## DATA TO USE
^^^^

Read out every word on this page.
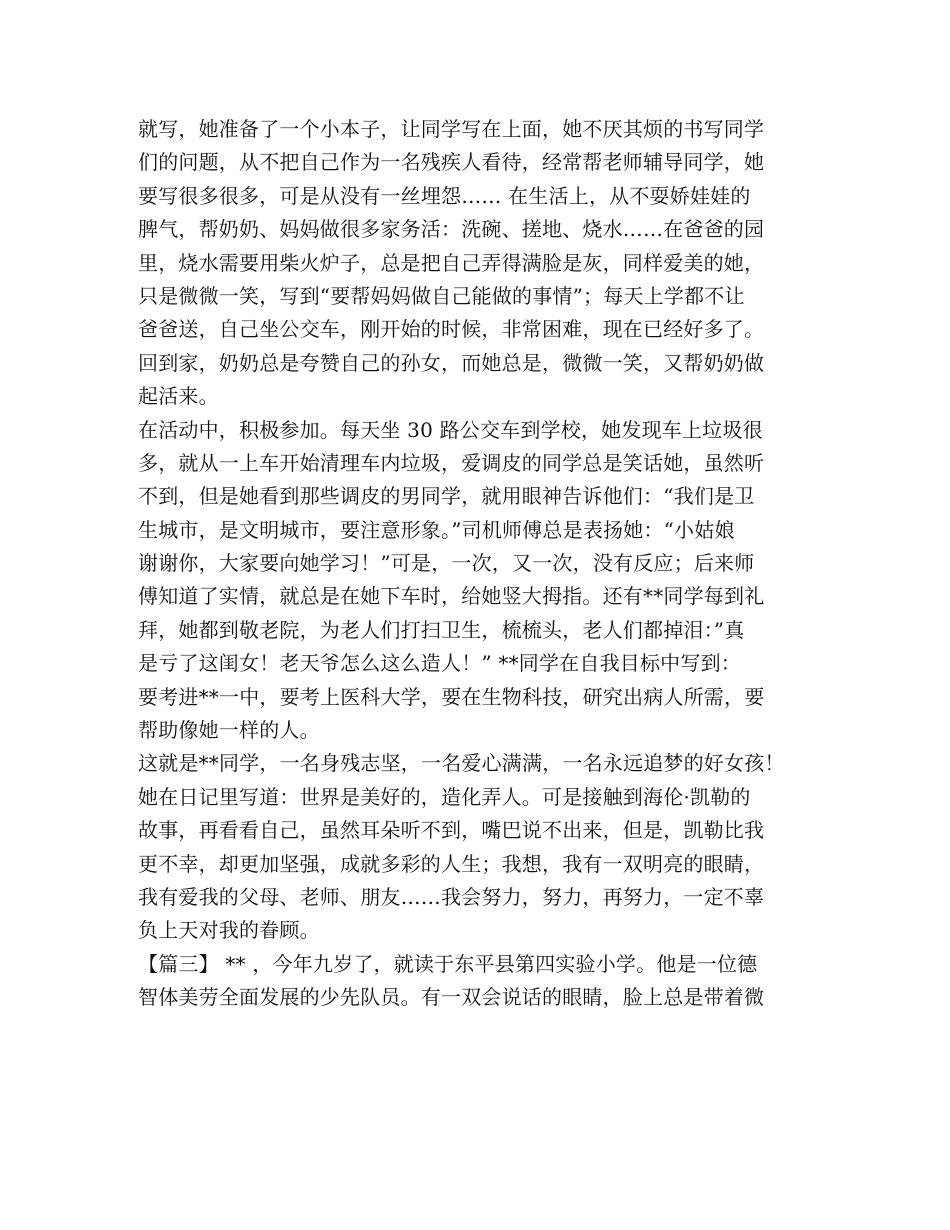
就写，她准备了一个小本子，让同学写在上面，她不厌其烦的书写同学
们的问题，从不把自己作为一名残疾人看待，经常帮老师辅导同学，她
要写很多很多，可是从没有一丝埋怨…… 在生活上，从不耍娇娃娃的
脾气，帮奶奶、妈妈做很多家务活：洗碗、搓地、烧水……在爸爸的园
里，烧水需要用柴火炉子，总是把自己弄得满脸是灰，同样爱美的她，
只是微微一笑，写到“要帮妈妈做自己能做的事情”；每天上学都不让
爸爸送，自己坐公交车，刚开始的时候，非常困难，现在已经好多了。
回到家，奶奶总是夸赞自己的孙女，而她总是，微微一笑，又帮奶奶做
起活来。
在活动中，积极参加。每天坐 30 路公交车到学校，她发现车上垃圾很
多，就从一上车开始清理车内垃圾，爱调皮的同学总是笑话她，虽然听
不到，但是她看到那些调皮的男同学，就用眼神告诉他们：“我们是卫
生城市，是文明城市，要注意形象。”司机师傅总是表扬她：“小姑娘
谢谢你，大家要向她学习！”可是，一次，又一次，没有反应；后来师
傅知道了实情，就总是在她下车时，给她竖大拇指。还有**同学每到礼
拜，她都到敬老院，为老人们打扫卫生，梳梳头，老人们都掉泪：”真
是亏了这闺女！老天爷怎么这么造人！” **同学在自我目标中写到：
要考进**一中，要考上医科大学，要在生物科技，研究出病人所需，要
帮助像她一样的人。
这就是**同学，一名身残志坚，一名爱心满满，一名永远追梦的好女孩！
她在日记里写道：世界是美好的，造化弄人。可是接触到海伦·凯勒的
故事，再看看自己，虽然耳朵听不到，嘴巴说不出来，但是，凯勒比我
更不幸，却更加坚强，成就多彩的人生；我想，我有一双明亮的眼睛，
我有爱我的父母、老师、朋友……我会努力，努力，再努力，一定不辜
负上天对我的眷顾。
【篇三】 ** ，今年九岁了，就读于东平县第四实验小学。他是一位德
智体美劳全面发展的少先队员。有一双会说话的眼睛，脸上总是带着微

^^^^

## JOB
Do not copy the pictures, but repeat every line exactly.

## FINISHED TASK
Read out every word on this page.
就写，她准备了一个小本子，让同学写在上面，她不厌其烦的书写同学
们的问题，从不把自己作为一名残疾人看待，经常帮老师辅导同学，她
要写很多很多，可是从没有一丝埋怨…… 在生活上，从不耍娇娃娃的
脾气，帮奶奶、妈妈做很多家务活：洗碗、搓地、烧水……在爸爸的园
里，烧水需要用柴火炉子，总是把自己弄得满脸是灰，同样爱美的她，
只是微微一笑，写到“要帮妈妈做自己能做的事情”；每天上学都不让
爸爸送，自己坐公交车，刚开始的时候，非常困难，现在已经好多了。
回到家，奶奶总是夸赞自己的孙女，而她总是，微微一笑，又帮奶奶做
起活来。
在活动中，积极参加。每天坐 30 路公交车到学校，她发现车上垃圾很
多，就从一上车开始清理车内垃圾，爱调皮的同学总是笑话她，虽然听
不到，但是她看到那些调皮的男同学，就用眼神告诉他们：“我们是卫
生城市，是文明城市，要注意形象。”司机师傅总是表扬她：“小姑娘
谢谢你，大家要向她学习！”可是，一次，又一次，没有反应；后来师
傅知道了实情，就总是在她下车时，给她竖大拇指。还有**同学每到礼
拜，她都到敬老院，为老人们打扫卫生，梳梳头，老人们都掉泪：”真
是亏了这闺女！老天爷怎么这么造人！” **同学在自我目标中写到：
要考进**一中，要考上医科大学，要在生物科技，研究出病人所需，要
帮助像她一样的人。
这就是**同学，一名身残志坚，一名爱心满满，一名永远追梦的好女孩！
她在日记里写道：世界是美好的，造化弄人。可是接触到海伦·凯勒的
故事，再看看自己，虽然耳朵听不到，嘴巴说不出来，但是，凯勒比我
更不幸，却更加坚强，成就多彩的人生；我想，我有一双明亮的眼睛，
我有爱我的父母、老师、朋友……我会努力，努力，再努力，一定不辜
负上天对我的眷顾。
【篇三】 ** ，今年九岁了，就读于东平县第四实验小学。他是一位德
智体美劳全面发展的少先队员。有一双会说话的眼睛，脸上总是带着微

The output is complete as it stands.